• _The records_:

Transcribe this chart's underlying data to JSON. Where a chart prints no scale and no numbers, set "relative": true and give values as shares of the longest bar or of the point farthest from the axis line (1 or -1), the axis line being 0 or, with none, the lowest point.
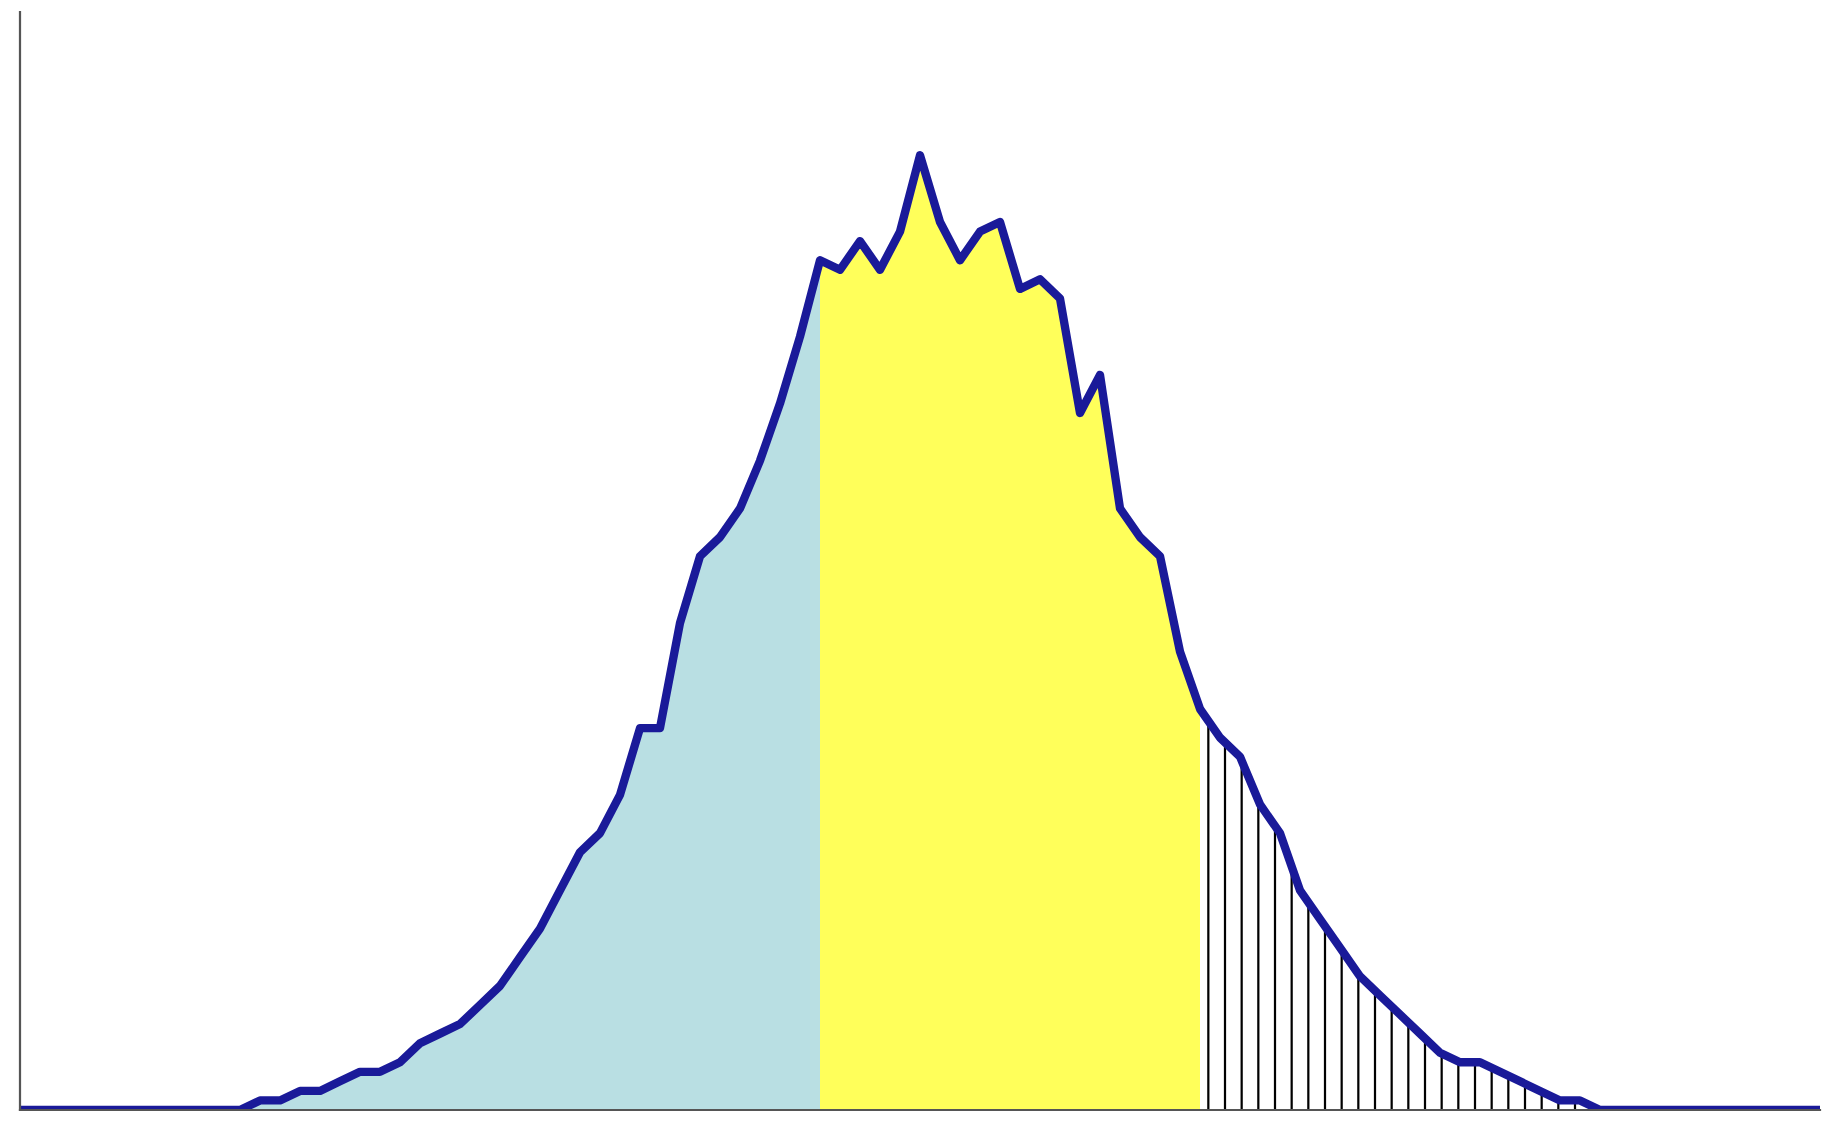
{
  "chart_data": {
    "type": "area",
    "relative": true,
    "categories": [
      null,
      null,
      null,
      null,
      null,
      null,
      null,
      null,
      null,
      null,
      null,
      null,
      null,
      null,
      null,
      null,
      null,
      null,
      null,
      null,
      null,
      null,
      null,
      null,
      null,
      null,
      null,
      null,
      null,
      null,
      null,
      null,
      null,
      null,
      null,
      null,
      null,
      null,
      null,
      null,
      null,
      null,
      null,
      null,
      null,
      null,
      null,
      null,
      null,
      null,
      null,
      null,
      null,
      null,
      null,
      null,
      null,
      null,
      null,
      null,
      null,
      null,
      null,
      null,
      null,
      null,
      null,
      null,
      null,
      null,
      null,
      null,
      null,
      null,
      null,
      null,
      null,
      null,
      null,
      null,
      null,
      null,
      null,
      null,
      null,
      null,
      null,
      null,
      null,
      null,
      null
    ],
    "series": [
      {
        "color": "#b9dfe3",
        "values": [
          0,
          0,
          0,
          0,
          0,
          0,
          0,
          0,
          0,
          0,
          0,
          0,
          0.01,
          0.01,
          0.02,
          0.02,
          0.03,
          0.04,
          0.04,
          0.05,
          0.07,
          0.08,
          0.09,
          0.11,
          0.13,
          0.16,
          0.19,
          0.23,
          0.27,
          0.29,
          0.33,
          0.4,
          0.4,
          0.51,
          0.58,
          0.6,
          0.63,
          0.68,
          0.74,
          0.81,
          0.89,
          null,
          null,
          null,
          null,
          null,
          null,
          null,
          null,
          null,
          null,
          null,
          null,
          null,
          null,
          null,
          null,
          null,
          null,
          null,
          null,
          null,
          null,
          null,
          null,
          null,
          null,
          null,
          null,
          null,
          null,
          null,
          null,
          null,
          null,
          null,
          null,
          null,
          null,
          null,
          null,
          null,
          null,
          null,
          null,
          null,
          null,
          null,
          null,
          null,
          null
        ]
      },
      {
        "color": "#ffff5a",
        "values": [
          null,
          null,
          null,
          null,
          null,
          null,
          null,
          null,
          null,
          null,
          null,
          null,
          null,
          null,
          null,
          null,
          null,
          null,
          null,
          null,
          null,
          null,
          null,
          null,
          null,
          null,
          null,
          null,
          null,
          null,
          null,
          null,
          null,
          null,
          null,
          null,
          null,
          null,
          null,
          null,
          0.89,
          0.88,
          0.91,
          0.88,
          0.92,
          1,
          0.93,
          0.89,
          0.92,
          0.93,
          0.86,
          0.87,
          0.85,
          0.73,
          0.77,
          0.63,
          0.6,
          0.58,
          0.48,
          0.42,
          null,
          null,
          null,
          null,
          null,
          null,
          null,
          null,
          null,
          null,
          null,
          null,
          null,
          null,
          null,
          null,
          null,
          null,
          null,
          null,
          null,
          null,
          null,
          null,
          null,
          null,
          null,
          null,
          null,
          null,
          null
        ]
      },
      {
        "color": "#ffffff",
        "values": [
          null,
          null,
          null,
          null,
          null,
          null,
          null,
          null,
          null,
          null,
          null,
          null,
          null,
          null,
          null,
          null,
          null,
          null,
          null,
          null,
          null,
          null,
          null,
          null,
          null,
          null,
          null,
          null,
          null,
          null,
          null,
          null,
          null,
          null,
          null,
          null,
          null,
          null,
          null,
          null,
          null,
          null,
          null,
          null,
          null,
          null,
          null,
          null,
          null,
          null,
          null,
          null,
          null,
          null,
          null,
          null,
          null,
          null,
          null,
          0.42,
          0.39,
          0.37,
          0.32,
          0.29,
          0.23,
          0.2,
          0.17,
          0.14,
          0.12,
          0.1,
          0.08,
          0.06,
          0.05,
          0.05,
          0.04,
          0.03,
          0.02,
          0.01,
          0.01,
          0,
          0,
          0,
          0,
          0,
          0,
          0,
          0,
          0,
          0,
          0,
          0
        ]
      },
      {
        "type": "line",
        "color": "#1a1a99",
        "values": [
          0,
          0,
          0,
          0,
          0,
          0,
          0,
          0,
          0,
          0,
          0,
          0,
          0.01,
          0.01,
          0.02,
          0.02,
          0.03,
          0.04,
          0.04,
          0.05,
          0.07,
          0.08,
          0.09,
          0.11,
          0.13,
          0.16,
          0.19,
          0.23,
          0.27,
          0.29,
          0.33,
          0.4,
          0.4,
          0.51,
          0.58,
          0.6,
          0.63,
          0.68,
          0.74,
          0.81,
          0.89,
          0.88,
          0.91,
          0.88,
          0.92,
          1,
          0.93,
          0.89,
          0.92,
          0.93,
          0.86,
          0.87,
          0.85,
          0.73,
          0.77,
          0.63,
          0.6,
          0.58,
          0.48,
          0.42,
          0.39,
          0.37,
          0.32,
          0.29,
          0.23,
          0.2,
          0.17,
          0.14,
          0.12,
          0.1,
          0.08,
          0.06,
          0.05,
          0.05,
          0.04,
          0.03,
          0.02,
          0.01,
          0.01,
          0,
          0,
          0,
          0,
          0,
          0,
          0,
          0,
          0,
          0,
          0,
          0
        ]
      }
    ],
    "grid": false
  }
}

• _Task goal_: Omit every picture, and otherwise quote the entries exactly.

• _Solved exercise_:
Transcribe this chart's underlying data to JSON. Where a chart prints no scale and no numbers, set "relative": true and give values as shares of the longest bar or of the point farthest from the axis line (1 or -1), the axis line being 0 or, with none, the lowest point.
{
  "chart_data": {
    "type": "area",
    "relative": true,
    "categories": [
      null,
      null,
      null,
      null,
      null,
      null,
      null,
      null,
      null,
      null,
      null,
      null,
      null,
      null,
      null,
      null,
      null,
      null,
      null,
      null,
      null,
      null,
      null,
      null,
      null,
      null,
      null,
      null,
      null,
      null,
      null,
      null,
      null,
      null,
      null,
      null,
      null,
      null,
      null,
      null,
      null,
      null,
      null,
      null,
      null,
      null,
      null,
      null,
      null,
      null,
      null,
      null,
      null,
      null,
      null,
      null,
      null,
      null,
      null,
      null,
      null,
      null,
      null,
      null,
      null,
      null,
      null,
      null,
      null,
      null,
      null,
      null,
      null,
      null,
      null,
      null,
      null,
      null,
      null,
      null,
      null,
      null,
      null,
      null,
      null,
      null,
      null,
      null,
      null,
      null,
      null
    ],
    "series": [
      {
        "color": "#b9dfe3",
        "values": [
          0,
          0,
          0,
          0,
          0,
          0,
          0,
          0,
          0,
          0,
          0,
          0,
          0.01,
          0.01,
          0.02,
          0.02,
          0.03,
          0.04,
          0.04,
          0.05,
          0.07,
          0.08,
          0.09,
          0.11,
          0.13,
          0.16,
          0.19,
          0.23,
          0.27,
          0.29,
          0.33,
          0.4,
          0.4,
          0.51,
          0.58,
          0.6,
          0.63,
          0.68,
          0.74,
          0.81,
          0.89,
          null,
          null,
          null,
          null,
          null,
          null,
          null,
          null,
          null,
          null,
          null,
          null,
          null,
          null,
          null,
          null,
          null,
          null,
          null,
          null,
          null,
          null,
          null,
          null,
          null,
          null,
          null,
          null,
          null,
          null,
          null,
          null,
          null,
          null,
          null,
          null,
          null,
          null,
          null,
          null,
          null,
          null,
          null,
          null,
          null,
          null,
          null,
          null,
          null,
          null
        ]
      },
      {
        "color": "#ffff5a",
        "values": [
          null,
          null,
          null,
          null,
          null,
          null,
          null,
          null,
          null,
          null,
          null,
          null,
          null,
          null,
          null,
          null,
          null,
          null,
          null,
          null,
          null,
          null,
          null,
          null,
          null,
          null,
          null,
          null,
          null,
          null,
          null,
          null,
          null,
          null,
          null,
          null,
          null,
          null,
          null,
          null,
          0.89,
          0.88,
          0.91,
          0.88,
          0.92,
          1,
          0.93,
          0.89,
          0.92,
          0.93,
          0.86,
          0.87,
          0.85,
          0.73,
          0.77,
          0.63,
          0.6,
          0.58,
          0.48,
          0.42,
          null,
          null,
          null,
          null,
          null,
          null,
          null,
          null,
          null,
          null,
          null,
          null,
          null,
          null,
          null,
          null,
          null,
          null,
          null,
          null,
          null,
          null,
          null,
          null,
          null,
          null,
          null,
          null,
          null,
          null,
          null
        ]
      },
      {
        "color": "#ffffff",
        "values": [
          null,
          null,
          null,
          null,
          null,
          null,
          null,
          null,
          null,
          null,
          null,
          null,
          null,
          null,
          null,
          null,
          null,
          null,
          null,
          null,
          null,
          null,
          null,
          null,
          null,
          null,
          null,
          null,
          null,
          null,
          null,
          null,
          null,
          null,
          null,
          null,
          null,
          null,
          null,
          null,
          null,
          null,
          null,
          null,
          null,
          null,
          null,
          null,
          null,
          null,
          null,
          null,
          null,
          null,
          null,
          null,
          null,
          null,
          null,
          0.42,
          0.39,
          0.37,
          0.32,
          0.29,
          0.23,
          0.2,
          0.17,
          0.14,
          0.12,
          0.1,
          0.08,
          0.06,
          0.05,
          0.05,
          0.04,
          0.03,
          0.02,
          0.01,
          0.01,
          0,
          0,
          0,
          0,
          0,
          0,
          0,
          0,
          0,
          0,
          0,
          0
        ]
      },
      {
        "type": "line",
        "color": "#1a1a99",
        "values": [
          0,
          0,
          0,
          0,
          0,
          0,
          0,
          0,
          0,
          0,
          0,
          0,
          0.01,
          0.01,
          0.02,
          0.02,
          0.03,
          0.04,
          0.04,
          0.05,
          0.07,
          0.08,
          0.09,
          0.11,
          0.13,
          0.16,
          0.19,
          0.23,
          0.27,
          0.29,
          0.33,
          0.4,
          0.4,
          0.51,
          0.58,
          0.6,
          0.63,
          0.68,
          0.74,
          0.81,
          0.89,
          0.88,
          0.91,
          0.88,
          0.92,
          1,
          0.93,
          0.89,
          0.92,
          0.93,
          0.86,
          0.87,
          0.85,
          0.73,
          0.77,
          0.63,
          0.6,
          0.58,
          0.48,
          0.42,
          0.39,
          0.37,
          0.32,
          0.29,
          0.23,
          0.2,
          0.17,
          0.14,
          0.12,
          0.1,
          0.08,
          0.06,
          0.05,
          0.05,
          0.04,
          0.03,
          0.02,
          0.01,
          0.01,
          0,
          0,
          0,
          0,
          0,
          0,
          0,
          0,
          0,
          0,
          0,
          0
        ]
      }
    ],
    "grid": false
  }
}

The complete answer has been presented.